Task details = Go through the data below. Pull out every line that has the word "Opportunities".

Data extract =
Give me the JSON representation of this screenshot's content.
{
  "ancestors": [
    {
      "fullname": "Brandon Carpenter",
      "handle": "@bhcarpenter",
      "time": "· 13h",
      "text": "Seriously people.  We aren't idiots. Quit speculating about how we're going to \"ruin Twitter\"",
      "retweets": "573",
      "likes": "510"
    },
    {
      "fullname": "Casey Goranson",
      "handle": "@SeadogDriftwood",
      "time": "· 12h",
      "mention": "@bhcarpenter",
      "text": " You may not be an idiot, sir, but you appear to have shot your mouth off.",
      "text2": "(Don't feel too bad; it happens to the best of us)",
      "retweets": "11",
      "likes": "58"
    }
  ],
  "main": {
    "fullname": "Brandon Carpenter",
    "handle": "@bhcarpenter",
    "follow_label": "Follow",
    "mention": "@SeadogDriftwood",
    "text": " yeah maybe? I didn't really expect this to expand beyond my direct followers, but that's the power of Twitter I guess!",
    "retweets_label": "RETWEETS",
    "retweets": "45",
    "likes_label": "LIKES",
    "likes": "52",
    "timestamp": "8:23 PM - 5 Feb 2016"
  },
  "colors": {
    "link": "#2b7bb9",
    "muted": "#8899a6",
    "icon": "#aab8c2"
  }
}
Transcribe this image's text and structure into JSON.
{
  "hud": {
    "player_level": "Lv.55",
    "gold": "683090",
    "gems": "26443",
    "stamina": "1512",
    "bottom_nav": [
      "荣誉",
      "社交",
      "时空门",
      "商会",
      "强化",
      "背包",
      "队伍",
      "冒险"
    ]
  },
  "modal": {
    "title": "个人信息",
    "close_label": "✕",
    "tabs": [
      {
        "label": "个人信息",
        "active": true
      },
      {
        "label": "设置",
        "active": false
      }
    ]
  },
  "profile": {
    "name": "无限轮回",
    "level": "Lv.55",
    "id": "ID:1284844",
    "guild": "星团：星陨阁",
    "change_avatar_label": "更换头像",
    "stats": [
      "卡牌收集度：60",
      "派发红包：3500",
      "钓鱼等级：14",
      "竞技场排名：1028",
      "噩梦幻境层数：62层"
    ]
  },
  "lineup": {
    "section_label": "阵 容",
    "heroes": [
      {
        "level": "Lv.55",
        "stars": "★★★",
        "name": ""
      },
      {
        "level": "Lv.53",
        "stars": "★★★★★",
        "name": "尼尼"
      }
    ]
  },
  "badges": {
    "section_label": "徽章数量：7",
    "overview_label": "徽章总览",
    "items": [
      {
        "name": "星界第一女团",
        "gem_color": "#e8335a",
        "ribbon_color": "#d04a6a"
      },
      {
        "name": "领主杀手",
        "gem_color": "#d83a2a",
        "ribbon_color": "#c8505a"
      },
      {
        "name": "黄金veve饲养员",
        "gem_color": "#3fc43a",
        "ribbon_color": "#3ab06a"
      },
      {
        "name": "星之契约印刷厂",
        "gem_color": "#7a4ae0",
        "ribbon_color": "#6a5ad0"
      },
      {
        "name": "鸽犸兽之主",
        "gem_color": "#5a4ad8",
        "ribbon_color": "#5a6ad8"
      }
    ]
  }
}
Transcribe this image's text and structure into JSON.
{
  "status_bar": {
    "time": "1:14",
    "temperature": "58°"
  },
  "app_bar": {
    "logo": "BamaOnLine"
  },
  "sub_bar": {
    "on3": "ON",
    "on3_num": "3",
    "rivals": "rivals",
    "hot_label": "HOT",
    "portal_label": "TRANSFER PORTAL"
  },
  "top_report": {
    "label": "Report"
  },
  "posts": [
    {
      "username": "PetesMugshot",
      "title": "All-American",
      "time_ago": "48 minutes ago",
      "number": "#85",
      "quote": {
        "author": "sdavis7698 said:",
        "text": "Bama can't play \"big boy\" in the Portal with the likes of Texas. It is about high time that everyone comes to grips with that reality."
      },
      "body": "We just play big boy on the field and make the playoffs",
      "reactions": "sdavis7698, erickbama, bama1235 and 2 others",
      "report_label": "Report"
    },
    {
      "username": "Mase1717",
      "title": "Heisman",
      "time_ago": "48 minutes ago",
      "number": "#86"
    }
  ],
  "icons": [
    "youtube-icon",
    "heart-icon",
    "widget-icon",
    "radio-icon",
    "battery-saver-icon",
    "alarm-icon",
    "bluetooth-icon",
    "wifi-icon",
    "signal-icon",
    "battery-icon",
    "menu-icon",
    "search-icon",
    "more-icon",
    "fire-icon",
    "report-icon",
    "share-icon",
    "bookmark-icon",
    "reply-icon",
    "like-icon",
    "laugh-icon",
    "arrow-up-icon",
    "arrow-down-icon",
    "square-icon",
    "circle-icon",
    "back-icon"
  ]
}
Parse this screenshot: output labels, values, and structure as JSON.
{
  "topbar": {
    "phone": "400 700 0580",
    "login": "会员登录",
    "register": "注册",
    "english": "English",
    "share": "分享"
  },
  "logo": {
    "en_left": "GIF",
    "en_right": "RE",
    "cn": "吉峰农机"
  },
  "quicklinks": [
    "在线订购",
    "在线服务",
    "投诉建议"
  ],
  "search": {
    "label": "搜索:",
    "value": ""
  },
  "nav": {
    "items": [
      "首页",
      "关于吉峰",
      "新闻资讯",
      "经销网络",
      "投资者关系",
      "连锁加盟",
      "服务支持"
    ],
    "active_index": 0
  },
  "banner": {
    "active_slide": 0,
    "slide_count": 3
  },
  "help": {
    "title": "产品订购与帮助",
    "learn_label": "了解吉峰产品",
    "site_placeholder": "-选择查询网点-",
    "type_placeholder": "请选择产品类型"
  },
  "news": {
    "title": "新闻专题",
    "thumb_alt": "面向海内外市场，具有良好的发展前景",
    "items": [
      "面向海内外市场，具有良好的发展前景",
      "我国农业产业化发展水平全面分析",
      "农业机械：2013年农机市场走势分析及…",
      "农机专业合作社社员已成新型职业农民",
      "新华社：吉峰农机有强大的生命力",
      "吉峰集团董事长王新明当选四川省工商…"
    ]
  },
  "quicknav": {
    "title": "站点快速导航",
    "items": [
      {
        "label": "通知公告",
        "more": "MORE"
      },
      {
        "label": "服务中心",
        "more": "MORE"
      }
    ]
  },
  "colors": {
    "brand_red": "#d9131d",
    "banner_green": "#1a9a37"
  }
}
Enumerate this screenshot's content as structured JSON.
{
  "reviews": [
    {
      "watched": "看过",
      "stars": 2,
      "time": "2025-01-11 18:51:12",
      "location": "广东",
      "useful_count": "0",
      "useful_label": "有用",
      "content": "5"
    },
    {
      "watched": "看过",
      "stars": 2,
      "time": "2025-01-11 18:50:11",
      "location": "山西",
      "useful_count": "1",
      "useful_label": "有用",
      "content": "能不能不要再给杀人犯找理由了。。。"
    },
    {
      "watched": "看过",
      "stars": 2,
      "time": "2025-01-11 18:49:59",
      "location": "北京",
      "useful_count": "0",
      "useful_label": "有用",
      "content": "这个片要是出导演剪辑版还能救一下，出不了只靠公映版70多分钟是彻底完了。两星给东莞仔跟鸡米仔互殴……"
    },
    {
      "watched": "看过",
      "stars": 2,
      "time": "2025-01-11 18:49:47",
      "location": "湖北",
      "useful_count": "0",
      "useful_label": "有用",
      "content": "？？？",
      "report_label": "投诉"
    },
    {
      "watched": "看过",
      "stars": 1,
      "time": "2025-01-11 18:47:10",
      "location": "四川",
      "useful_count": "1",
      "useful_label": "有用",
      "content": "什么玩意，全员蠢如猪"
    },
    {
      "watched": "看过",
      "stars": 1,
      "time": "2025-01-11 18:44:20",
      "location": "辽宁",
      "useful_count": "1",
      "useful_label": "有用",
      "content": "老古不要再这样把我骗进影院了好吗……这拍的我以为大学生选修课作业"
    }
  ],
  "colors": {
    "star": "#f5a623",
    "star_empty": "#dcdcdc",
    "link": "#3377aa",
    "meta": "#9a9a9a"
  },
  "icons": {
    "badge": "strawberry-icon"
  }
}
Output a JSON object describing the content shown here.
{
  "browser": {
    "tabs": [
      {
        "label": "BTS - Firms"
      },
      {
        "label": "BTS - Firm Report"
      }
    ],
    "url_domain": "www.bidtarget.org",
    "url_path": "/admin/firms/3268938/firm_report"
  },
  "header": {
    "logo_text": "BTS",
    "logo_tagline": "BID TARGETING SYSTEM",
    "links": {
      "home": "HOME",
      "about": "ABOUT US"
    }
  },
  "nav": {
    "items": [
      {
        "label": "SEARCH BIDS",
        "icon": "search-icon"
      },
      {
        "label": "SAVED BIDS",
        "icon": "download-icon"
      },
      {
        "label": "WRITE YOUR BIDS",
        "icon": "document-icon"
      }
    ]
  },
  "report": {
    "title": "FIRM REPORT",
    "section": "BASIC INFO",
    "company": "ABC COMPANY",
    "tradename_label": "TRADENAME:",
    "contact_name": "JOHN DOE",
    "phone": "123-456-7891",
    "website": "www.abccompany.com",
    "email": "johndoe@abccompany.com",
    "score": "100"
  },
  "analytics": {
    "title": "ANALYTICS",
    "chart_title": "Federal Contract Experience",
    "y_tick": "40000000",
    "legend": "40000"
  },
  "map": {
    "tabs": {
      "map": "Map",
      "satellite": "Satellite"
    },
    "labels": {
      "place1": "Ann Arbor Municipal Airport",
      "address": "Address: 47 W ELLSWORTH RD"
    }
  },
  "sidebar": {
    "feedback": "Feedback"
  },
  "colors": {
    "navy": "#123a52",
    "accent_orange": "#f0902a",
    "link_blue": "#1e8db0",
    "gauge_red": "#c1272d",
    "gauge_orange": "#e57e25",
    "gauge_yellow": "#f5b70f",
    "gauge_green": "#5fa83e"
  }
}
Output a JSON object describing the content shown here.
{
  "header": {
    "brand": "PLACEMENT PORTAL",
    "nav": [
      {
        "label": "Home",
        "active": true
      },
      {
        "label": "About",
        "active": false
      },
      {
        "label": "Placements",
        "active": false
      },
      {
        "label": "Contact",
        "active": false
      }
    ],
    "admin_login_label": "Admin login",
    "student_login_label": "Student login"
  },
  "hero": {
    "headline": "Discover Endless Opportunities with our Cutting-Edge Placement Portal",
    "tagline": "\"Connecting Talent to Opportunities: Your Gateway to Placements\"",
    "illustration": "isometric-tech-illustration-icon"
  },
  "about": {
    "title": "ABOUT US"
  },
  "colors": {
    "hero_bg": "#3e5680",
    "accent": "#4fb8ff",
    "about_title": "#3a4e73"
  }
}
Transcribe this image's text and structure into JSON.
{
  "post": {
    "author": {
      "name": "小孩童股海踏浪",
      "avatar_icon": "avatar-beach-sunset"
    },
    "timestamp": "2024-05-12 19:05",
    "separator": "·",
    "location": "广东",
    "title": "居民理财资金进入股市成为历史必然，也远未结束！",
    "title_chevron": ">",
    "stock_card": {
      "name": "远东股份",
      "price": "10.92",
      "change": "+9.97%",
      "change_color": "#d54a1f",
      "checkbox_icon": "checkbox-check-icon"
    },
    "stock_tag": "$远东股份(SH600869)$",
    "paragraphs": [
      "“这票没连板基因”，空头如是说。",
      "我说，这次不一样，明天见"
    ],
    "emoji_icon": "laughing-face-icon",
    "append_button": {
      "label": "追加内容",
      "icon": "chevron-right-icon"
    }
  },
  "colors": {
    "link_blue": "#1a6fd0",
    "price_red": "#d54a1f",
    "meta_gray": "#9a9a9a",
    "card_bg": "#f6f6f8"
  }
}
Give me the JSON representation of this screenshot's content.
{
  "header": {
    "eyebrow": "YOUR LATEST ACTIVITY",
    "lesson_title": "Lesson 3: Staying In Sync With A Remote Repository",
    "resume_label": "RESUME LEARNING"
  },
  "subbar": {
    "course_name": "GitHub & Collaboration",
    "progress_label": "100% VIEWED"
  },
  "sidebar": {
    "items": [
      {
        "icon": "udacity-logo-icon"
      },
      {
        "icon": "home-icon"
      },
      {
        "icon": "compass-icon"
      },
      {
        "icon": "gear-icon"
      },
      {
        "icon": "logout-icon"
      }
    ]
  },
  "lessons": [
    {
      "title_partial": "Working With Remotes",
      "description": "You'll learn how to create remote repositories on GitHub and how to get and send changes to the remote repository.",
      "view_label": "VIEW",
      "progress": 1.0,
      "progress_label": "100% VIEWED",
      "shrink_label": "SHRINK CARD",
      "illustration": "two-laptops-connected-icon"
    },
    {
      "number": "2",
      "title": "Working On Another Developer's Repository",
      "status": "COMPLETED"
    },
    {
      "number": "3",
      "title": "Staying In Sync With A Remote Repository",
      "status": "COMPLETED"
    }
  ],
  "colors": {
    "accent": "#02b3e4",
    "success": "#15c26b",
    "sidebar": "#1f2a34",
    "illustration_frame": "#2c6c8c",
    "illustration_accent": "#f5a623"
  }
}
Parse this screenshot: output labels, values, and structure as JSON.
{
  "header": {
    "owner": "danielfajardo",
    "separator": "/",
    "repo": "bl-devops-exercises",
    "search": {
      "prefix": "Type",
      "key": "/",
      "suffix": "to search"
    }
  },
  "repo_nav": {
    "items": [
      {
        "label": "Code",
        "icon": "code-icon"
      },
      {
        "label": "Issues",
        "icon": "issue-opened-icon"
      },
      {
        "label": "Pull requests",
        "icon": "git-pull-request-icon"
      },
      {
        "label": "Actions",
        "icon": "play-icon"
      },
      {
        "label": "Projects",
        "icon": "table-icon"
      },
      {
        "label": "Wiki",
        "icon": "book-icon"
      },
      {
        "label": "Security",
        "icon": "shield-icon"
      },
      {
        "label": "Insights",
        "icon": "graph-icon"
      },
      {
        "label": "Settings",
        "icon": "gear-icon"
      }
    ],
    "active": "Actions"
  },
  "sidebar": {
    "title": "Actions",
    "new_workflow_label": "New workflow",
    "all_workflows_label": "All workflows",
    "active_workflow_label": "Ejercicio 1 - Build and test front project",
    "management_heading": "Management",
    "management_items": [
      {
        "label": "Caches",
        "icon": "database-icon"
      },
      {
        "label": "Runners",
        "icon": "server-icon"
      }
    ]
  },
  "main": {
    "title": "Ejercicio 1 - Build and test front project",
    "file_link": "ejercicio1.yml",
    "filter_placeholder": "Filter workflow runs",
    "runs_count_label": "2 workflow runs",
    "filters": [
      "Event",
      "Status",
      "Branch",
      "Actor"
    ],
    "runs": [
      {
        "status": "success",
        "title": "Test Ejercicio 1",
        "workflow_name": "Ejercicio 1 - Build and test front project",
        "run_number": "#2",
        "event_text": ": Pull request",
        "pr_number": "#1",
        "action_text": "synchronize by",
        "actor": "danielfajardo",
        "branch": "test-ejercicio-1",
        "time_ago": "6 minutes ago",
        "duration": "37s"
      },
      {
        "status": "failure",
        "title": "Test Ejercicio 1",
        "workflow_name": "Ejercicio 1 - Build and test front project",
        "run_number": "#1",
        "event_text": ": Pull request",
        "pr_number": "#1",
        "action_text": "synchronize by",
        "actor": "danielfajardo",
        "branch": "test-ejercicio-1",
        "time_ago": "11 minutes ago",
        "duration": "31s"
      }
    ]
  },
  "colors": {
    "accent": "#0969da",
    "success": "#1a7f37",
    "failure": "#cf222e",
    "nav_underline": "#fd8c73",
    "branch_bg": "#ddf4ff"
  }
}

Exercise solution =
    "headline": "Discover Endless Opportunities with our Cutting-Edge Placement Portal",
    "tagline": "\"Connecting Talent to Opportunities: Your Gateway to Placements\"",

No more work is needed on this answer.